→ **SHORT TASK**
Look through the material below for "中华人民共和国第四机械工业部". Copy every line that contains it.

→ **MATERIAL FOR THIS TASK**
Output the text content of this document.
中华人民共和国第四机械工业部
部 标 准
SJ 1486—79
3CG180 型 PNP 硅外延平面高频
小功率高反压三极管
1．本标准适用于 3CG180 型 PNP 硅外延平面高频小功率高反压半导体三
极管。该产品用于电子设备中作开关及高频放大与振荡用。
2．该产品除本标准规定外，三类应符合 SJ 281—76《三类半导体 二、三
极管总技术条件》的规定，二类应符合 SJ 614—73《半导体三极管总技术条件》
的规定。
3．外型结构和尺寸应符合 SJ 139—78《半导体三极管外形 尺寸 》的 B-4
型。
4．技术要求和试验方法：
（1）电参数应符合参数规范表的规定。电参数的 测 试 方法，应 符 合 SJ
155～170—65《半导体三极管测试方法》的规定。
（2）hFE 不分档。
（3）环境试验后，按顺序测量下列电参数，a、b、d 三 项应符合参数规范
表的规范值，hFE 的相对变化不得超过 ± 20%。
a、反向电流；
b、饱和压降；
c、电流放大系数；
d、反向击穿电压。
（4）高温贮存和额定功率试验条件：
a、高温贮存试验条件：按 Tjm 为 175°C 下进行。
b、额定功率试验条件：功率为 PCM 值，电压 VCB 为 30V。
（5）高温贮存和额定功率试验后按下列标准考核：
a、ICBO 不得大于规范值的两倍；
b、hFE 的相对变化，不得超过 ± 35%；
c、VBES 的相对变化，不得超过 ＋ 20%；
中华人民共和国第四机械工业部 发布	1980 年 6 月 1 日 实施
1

→ **WRITTEN ANSWER**
中华人民共和国第四机械工业部
中华人民共和国第四机械工业部 发布	1980 年 6 月 1 日 实施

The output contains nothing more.